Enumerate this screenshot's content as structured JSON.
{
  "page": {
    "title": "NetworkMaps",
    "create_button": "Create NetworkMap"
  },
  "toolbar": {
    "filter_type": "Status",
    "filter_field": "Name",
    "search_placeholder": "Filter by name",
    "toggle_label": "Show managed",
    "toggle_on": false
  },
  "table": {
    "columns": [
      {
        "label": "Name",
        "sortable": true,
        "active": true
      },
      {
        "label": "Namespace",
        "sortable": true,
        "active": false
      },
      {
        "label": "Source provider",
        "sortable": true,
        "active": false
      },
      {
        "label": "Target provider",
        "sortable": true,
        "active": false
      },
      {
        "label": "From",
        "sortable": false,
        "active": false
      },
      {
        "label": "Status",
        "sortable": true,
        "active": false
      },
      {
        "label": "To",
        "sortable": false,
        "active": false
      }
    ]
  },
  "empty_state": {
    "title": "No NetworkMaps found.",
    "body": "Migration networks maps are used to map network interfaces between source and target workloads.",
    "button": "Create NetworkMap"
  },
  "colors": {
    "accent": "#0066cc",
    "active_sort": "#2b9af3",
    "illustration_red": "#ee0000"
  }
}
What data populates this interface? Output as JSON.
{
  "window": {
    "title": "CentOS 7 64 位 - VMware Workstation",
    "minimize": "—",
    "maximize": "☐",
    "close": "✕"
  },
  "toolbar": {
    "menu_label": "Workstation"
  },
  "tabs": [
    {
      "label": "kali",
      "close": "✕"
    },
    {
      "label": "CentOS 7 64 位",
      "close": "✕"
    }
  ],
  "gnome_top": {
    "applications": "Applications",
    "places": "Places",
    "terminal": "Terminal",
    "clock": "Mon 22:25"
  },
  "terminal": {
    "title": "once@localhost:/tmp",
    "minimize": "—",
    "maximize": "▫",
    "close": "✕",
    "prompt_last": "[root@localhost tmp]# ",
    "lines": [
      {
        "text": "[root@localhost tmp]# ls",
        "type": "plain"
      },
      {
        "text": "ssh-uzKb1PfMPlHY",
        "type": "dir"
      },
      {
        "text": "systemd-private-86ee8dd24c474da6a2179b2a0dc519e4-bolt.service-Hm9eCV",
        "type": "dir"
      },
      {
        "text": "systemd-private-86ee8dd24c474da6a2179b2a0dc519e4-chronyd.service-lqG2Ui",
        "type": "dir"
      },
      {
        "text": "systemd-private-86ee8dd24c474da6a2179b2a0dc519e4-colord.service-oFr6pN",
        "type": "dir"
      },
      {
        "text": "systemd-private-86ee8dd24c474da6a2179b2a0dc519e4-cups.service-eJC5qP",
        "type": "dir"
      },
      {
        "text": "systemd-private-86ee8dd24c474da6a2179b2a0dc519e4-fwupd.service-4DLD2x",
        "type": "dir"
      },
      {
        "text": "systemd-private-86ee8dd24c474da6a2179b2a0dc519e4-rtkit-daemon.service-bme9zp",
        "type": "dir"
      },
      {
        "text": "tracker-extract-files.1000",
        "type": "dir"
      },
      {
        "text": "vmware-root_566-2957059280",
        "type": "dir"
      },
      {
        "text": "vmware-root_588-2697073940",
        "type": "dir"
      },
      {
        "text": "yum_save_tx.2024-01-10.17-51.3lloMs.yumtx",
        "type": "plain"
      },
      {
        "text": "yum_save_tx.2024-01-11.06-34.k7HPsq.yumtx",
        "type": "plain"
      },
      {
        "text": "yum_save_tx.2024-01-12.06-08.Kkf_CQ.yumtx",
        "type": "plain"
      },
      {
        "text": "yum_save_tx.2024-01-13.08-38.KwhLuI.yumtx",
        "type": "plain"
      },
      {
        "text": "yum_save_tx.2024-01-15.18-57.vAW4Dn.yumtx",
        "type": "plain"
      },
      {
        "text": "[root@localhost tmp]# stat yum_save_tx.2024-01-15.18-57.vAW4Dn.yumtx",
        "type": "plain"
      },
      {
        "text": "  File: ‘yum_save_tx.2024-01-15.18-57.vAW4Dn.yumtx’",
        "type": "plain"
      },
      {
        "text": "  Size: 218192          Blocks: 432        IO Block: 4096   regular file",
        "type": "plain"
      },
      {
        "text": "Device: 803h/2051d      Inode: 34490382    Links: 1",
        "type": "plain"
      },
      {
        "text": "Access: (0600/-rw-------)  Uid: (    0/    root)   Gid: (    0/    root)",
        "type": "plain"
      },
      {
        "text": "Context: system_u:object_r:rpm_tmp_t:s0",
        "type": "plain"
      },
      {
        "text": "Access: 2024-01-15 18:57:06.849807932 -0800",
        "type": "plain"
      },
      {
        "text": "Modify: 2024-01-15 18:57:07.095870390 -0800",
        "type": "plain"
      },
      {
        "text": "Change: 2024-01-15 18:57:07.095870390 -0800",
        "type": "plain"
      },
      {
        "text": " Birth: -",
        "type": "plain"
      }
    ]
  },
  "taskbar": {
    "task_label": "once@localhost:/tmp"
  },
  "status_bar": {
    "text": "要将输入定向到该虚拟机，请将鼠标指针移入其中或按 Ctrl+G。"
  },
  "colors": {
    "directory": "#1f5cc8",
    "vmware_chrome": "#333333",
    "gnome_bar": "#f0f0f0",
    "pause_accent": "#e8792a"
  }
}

● ● ●

» What the task asks:
Filter the records, keeping only lines that contain "CentOS", and show those lines.

» Answer to this exercise:
    "title": "CentOS 7 64 位 - VMware Workstation",
      "label": "CentOS 7 64 位",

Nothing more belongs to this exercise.